Copy every line of the listing below verbatim, leaving each name and its coordinates unchanged.

----------

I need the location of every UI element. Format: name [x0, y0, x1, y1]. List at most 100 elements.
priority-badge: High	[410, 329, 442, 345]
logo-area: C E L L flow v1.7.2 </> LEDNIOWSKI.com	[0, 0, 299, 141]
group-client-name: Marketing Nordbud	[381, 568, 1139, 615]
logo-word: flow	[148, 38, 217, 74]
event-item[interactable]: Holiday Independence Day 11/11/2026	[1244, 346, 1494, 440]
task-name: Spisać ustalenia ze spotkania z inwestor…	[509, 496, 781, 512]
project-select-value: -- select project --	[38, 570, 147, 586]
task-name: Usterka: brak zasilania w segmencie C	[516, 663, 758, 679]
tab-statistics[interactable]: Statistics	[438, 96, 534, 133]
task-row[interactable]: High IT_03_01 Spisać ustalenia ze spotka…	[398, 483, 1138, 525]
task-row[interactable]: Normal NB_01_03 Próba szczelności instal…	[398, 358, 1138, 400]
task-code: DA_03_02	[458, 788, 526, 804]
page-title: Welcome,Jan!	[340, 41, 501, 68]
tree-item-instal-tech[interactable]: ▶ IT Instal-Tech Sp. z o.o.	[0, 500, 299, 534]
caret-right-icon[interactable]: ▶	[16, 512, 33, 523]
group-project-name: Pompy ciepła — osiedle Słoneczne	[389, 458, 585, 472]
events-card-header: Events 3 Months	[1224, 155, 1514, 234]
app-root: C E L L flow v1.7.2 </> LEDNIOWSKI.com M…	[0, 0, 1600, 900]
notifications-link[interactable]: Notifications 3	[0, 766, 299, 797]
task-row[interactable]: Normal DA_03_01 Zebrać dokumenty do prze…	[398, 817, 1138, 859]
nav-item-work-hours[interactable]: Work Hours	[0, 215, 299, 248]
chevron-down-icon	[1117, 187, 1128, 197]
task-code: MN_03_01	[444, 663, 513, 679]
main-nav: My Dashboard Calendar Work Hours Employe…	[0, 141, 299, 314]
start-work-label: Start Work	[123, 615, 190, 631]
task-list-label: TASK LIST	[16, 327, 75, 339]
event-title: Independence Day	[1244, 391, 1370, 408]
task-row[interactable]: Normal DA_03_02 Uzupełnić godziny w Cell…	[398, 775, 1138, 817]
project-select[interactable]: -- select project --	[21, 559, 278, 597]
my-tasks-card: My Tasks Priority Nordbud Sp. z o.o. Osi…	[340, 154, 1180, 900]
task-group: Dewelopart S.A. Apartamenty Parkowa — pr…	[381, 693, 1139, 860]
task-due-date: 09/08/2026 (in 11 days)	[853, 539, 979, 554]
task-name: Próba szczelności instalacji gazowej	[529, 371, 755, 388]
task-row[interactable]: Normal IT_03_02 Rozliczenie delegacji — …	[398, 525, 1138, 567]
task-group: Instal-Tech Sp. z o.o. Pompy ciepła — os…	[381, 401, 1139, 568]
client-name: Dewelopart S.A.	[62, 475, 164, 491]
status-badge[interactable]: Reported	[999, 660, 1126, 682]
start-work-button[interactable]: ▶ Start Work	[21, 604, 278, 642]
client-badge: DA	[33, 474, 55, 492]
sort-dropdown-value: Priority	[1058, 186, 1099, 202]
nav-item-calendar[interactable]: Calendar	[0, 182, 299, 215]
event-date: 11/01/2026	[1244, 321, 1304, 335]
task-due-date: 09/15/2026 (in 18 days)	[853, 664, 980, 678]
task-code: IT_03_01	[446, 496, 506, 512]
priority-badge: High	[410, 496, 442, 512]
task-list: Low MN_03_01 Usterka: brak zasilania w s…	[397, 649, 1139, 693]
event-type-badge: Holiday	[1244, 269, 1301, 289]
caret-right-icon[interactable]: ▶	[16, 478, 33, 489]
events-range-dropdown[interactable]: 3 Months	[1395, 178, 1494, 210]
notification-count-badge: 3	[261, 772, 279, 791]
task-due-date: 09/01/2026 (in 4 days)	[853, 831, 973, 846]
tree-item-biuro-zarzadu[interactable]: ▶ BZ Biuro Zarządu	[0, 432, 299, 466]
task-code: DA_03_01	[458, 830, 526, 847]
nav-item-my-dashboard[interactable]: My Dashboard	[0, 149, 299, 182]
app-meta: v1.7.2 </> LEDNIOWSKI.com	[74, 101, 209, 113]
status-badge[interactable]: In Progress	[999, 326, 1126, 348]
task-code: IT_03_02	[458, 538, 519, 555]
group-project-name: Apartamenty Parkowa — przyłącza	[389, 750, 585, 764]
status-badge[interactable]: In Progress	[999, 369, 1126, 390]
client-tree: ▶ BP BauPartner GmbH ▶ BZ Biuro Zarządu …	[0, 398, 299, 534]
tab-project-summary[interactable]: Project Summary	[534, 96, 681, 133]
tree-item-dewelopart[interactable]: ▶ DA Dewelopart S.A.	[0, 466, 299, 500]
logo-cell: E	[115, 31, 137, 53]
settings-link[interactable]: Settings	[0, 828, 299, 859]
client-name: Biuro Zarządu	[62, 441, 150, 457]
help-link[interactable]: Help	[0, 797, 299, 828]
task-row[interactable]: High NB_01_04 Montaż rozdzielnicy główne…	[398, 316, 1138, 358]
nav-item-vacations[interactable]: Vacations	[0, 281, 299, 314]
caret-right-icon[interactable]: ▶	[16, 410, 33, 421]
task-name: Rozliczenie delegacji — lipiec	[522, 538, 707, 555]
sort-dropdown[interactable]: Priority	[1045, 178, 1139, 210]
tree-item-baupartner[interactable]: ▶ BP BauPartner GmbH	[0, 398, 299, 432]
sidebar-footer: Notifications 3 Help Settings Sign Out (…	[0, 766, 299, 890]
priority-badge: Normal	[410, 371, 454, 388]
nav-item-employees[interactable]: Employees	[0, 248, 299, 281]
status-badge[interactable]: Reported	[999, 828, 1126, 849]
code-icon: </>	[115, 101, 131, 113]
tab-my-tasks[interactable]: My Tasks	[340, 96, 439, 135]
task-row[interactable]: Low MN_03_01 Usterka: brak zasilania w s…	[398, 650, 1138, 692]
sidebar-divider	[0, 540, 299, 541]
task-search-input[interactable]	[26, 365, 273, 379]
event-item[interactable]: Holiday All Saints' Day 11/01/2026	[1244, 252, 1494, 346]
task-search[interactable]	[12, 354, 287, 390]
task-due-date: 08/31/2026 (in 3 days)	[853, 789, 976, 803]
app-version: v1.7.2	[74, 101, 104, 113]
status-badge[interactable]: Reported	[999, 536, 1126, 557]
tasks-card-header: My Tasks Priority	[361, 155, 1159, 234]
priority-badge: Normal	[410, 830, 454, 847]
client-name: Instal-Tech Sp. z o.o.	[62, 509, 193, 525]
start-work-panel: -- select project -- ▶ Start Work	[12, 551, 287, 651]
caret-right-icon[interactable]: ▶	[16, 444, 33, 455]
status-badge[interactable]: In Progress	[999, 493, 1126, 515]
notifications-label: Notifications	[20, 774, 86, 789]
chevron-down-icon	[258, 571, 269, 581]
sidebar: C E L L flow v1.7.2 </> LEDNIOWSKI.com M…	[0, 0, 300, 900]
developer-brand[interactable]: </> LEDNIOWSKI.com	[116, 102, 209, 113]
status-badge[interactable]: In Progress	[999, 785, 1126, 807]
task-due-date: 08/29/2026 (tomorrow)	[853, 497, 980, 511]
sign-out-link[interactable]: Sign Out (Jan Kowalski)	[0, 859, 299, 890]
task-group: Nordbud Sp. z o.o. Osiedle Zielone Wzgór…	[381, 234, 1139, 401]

----------

* _FULL OUTPUT_:
I need the location of every UI element. Format: name [x0, y0, x1, y1]. List at most 100 elements.
priority-badge: High	[410, 329, 442, 345]
logo-area: C E L L flow v1.7.2 </> LEDNIOWSKI.com	[0, 0, 299, 141]
group-client-name: Marketing Nordbud	[381, 568, 1139, 615]
logo-word: flow	[148, 38, 217, 74]
event-item[interactable]: Holiday Independence Day 11/11/2026	[1244, 346, 1494, 440]
task-name: Spisać ustalenia ze spotkania z inwestor…	[509, 496, 781, 512]
project-select-value: -- select project --	[38, 570, 147, 586]
task-name: Usterka: brak zasilania w segmencie C	[516, 663, 758, 679]
tab-statistics[interactable]: Statistics	[438, 96, 534, 133]
task-row[interactable]: High IT_03_01 Spisać ustalenia ze spotka…	[398, 483, 1138, 525]
task-row[interactable]: Normal NB_01_03 Próba szczelności instal…	[398, 358, 1138, 400]
task-code: DA_03_02	[458, 788, 526, 804]
page-title: Welcome,Jan!	[340, 41, 501, 68]
tree-item-instal-tech[interactable]: ▶ IT Instal-Tech Sp. z o.o.	[0, 500, 299, 534]
caret-right-icon[interactable]: ▶	[16, 512, 33, 523]
group-project-name: Pompy ciepła — osiedle Słoneczne	[389, 458, 585, 472]
events-card-header: Events 3 Months	[1224, 155, 1514, 234]
app-root: C E L L flow v1.7.2 </> LEDNIOWSKI.com M…	[0, 0, 1600, 900]
notifications-link[interactable]: Notifications 3	[0, 766, 299, 797]
task-row[interactable]: Normal DA_03_01 Zebrać dokumenty do prze…	[398, 817, 1138, 859]
nav-item-work-hours[interactable]: Work Hours	[0, 215, 299, 248]
chevron-down-icon	[1117, 187, 1128, 197]
task-code: MN_03_01	[444, 663, 513, 679]
main-nav: My Dashboard Calendar Work Hours Employe…	[0, 141, 299, 314]
start-work-label: Start Work	[123, 615, 190, 631]
task-list-label: TASK LIST	[16, 327, 75, 339]
event-title: Independence Day	[1244, 391, 1370, 408]
task-row[interactable]: Normal DA_03_02 Uzupełnić godziny w Cell…	[398, 775, 1138, 817]
project-select[interactable]: -- select project --	[21, 559, 278, 597]
my-tasks-card: My Tasks Priority Nordbud Sp. z o.o. Osi…	[340, 154, 1180, 900]
task-group: Dewelopart S.A. Apartamenty Parkowa — pr…	[381, 693, 1139, 860]
task-due-date: 09/08/2026 (in 11 days)	[853, 539, 979, 554]
task-name: Próba szczelności instalacji gazowej	[529, 371, 755, 388]
task-row[interactable]: Normal IT_03_02 Rozliczenie delegacji — …	[398, 525, 1138, 567]
task-group: Instal-Tech Sp. z o.o. Pompy ciepła — os…	[381, 401, 1139, 568]
client-name: Dewelopart S.A.	[62, 475, 164, 491]
status-badge[interactable]: Reported	[999, 660, 1126, 682]
start-work-button[interactable]: ▶ Start Work	[21, 604, 278, 642]
client-badge: DA	[33, 474, 55, 492]
sort-dropdown-value: Priority	[1058, 186, 1099, 202]
nav-item-calendar[interactable]: Calendar	[0, 182, 299, 215]
event-date: 11/01/2026	[1244, 321, 1304, 335]
task-due-date: 09/15/2026 (in 18 days)	[853, 664, 980, 678]
task-code: IT_03_01	[446, 496, 506, 512]
priority-badge: High	[410, 496, 442, 512]
task-list: Low MN_03_01 Usterka: brak zasilania w s…	[397, 649, 1139, 693]
event-type-badge: Holiday	[1244, 269, 1301, 289]
caret-right-icon[interactable]: ▶	[16, 478, 33, 489]
events-range-dropdown[interactable]: 3 Months	[1395, 178, 1494, 210]
notification-count-badge: 3	[261, 772, 279, 791]
task-due-date: 09/01/2026 (in 4 days)	[853, 831, 973, 846]
tree-item-biuro-zarzadu[interactable]: ▶ BZ Biuro Zarządu	[0, 432, 299, 466]
task-code: DA_03_01	[458, 830, 526, 847]
nav-item-my-dashboard[interactable]: My Dashboard	[0, 149, 299, 182]
app-meta: v1.7.2 </> LEDNIOWSKI.com	[74, 101, 209, 113]
status-badge[interactable]: In Progress	[999, 326, 1126, 348]
task-code: IT_03_02	[458, 538, 519, 555]
group-project-name: Apartamenty Parkowa — przyłącza	[389, 750, 585, 764]
status-badge[interactable]: In Progress	[999, 369, 1126, 390]
client-tree: ▶ BP BauPartner GmbH ▶ BZ Biuro Zarządu …	[0, 398, 299, 534]
tab-project-summary[interactable]: Project Summary	[534, 96, 681, 133]
tree-item-dewelopart[interactable]: ▶ DA Dewelopart S.A.	[0, 466, 299, 500]
logo-cell: E	[115, 31, 137, 53]
settings-link[interactable]: Settings	[0, 828, 299, 859]
client-name: Biuro Zarządu	[62, 441, 150, 457]
help-link[interactable]: Help	[0, 797, 299, 828]
task-row[interactable]: High NB_01_04 Montaż rozdzielnicy główne…	[398, 316, 1138, 358]
nav-item-vacations[interactable]: Vacations	[0, 281, 299, 314]
caret-right-icon[interactable]: ▶	[16, 410, 33, 421]
task-name: Rozliczenie delegacji — lipiec	[522, 538, 707, 555]
sort-dropdown[interactable]: Priority	[1045, 178, 1139, 210]
tree-item-baupartner[interactable]: ▶ BP BauPartner GmbH	[0, 398, 299, 432]
sidebar-footer: Notifications 3 Help Settings Sign Out (…	[0, 766, 299, 890]
priority-badge: Normal	[410, 371, 454, 388]
nav-item-employees[interactable]: Employees	[0, 248, 299, 281]
status-badge[interactable]: Reported	[999, 828, 1126, 849]
code-icon: </>	[115, 101, 131, 113]
tab-my-tasks[interactable]: My Tasks	[340, 96, 439, 135]
task-row[interactable]: Low MN_03_01 Usterka: brak zasilania w s…	[398, 650, 1138, 692]
sidebar-divider	[0, 540, 299, 541]
task-search-input[interactable]	[26, 365, 273, 379]
event-item[interactable]: Holiday All Saints' Day 11/01/2026	[1244, 252, 1494, 346]
task-search[interactable]	[12, 354, 287, 390]
task-due-date: 08/31/2026 (in 3 days)	[853, 789, 976, 803]
app-version: v1.7.2	[74, 101, 104, 113]
status-badge[interactable]: Reported	[999, 536, 1126, 557]
tasks-card-header: My Tasks Priority	[361, 155, 1159, 234]
priority-badge: Normal	[410, 830, 454, 847]
client-name: Instal-Tech Sp. z o.o.	[62, 509, 193, 525]
start-work-panel: -- select project -- ▶ Start Work	[12, 551, 287, 651]
caret-right-icon[interactable]: ▶	[16, 444, 33, 455]
status-badge[interactable]: In Progress	[999, 493, 1126, 515]
notifications-label: Notifications	[20, 774, 86, 789]
chevron-down-icon	[258, 571, 269, 581]
sidebar: C E L L flow v1.7.2 </> LEDNIOWSKI.com M…	[0, 0, 300, 900]
developer-brand[interactable]: </> LEDNIOWSKI.com	[116, 102, 209, 113]
status-badge[interactable]: In Progress	[999, 785, 1126, 807]
task-due-date: 08/29/2026 (tomorrow)	[853, 497, 980, 511]
sign-out-link[interactable]: Sign Out (Jan Kowalski)	[0, 859, 299, 890]
task-group: Nordbud Sp. z o.o. Osiedle Zielone Wzgór…	[381, 234, 1139, 401]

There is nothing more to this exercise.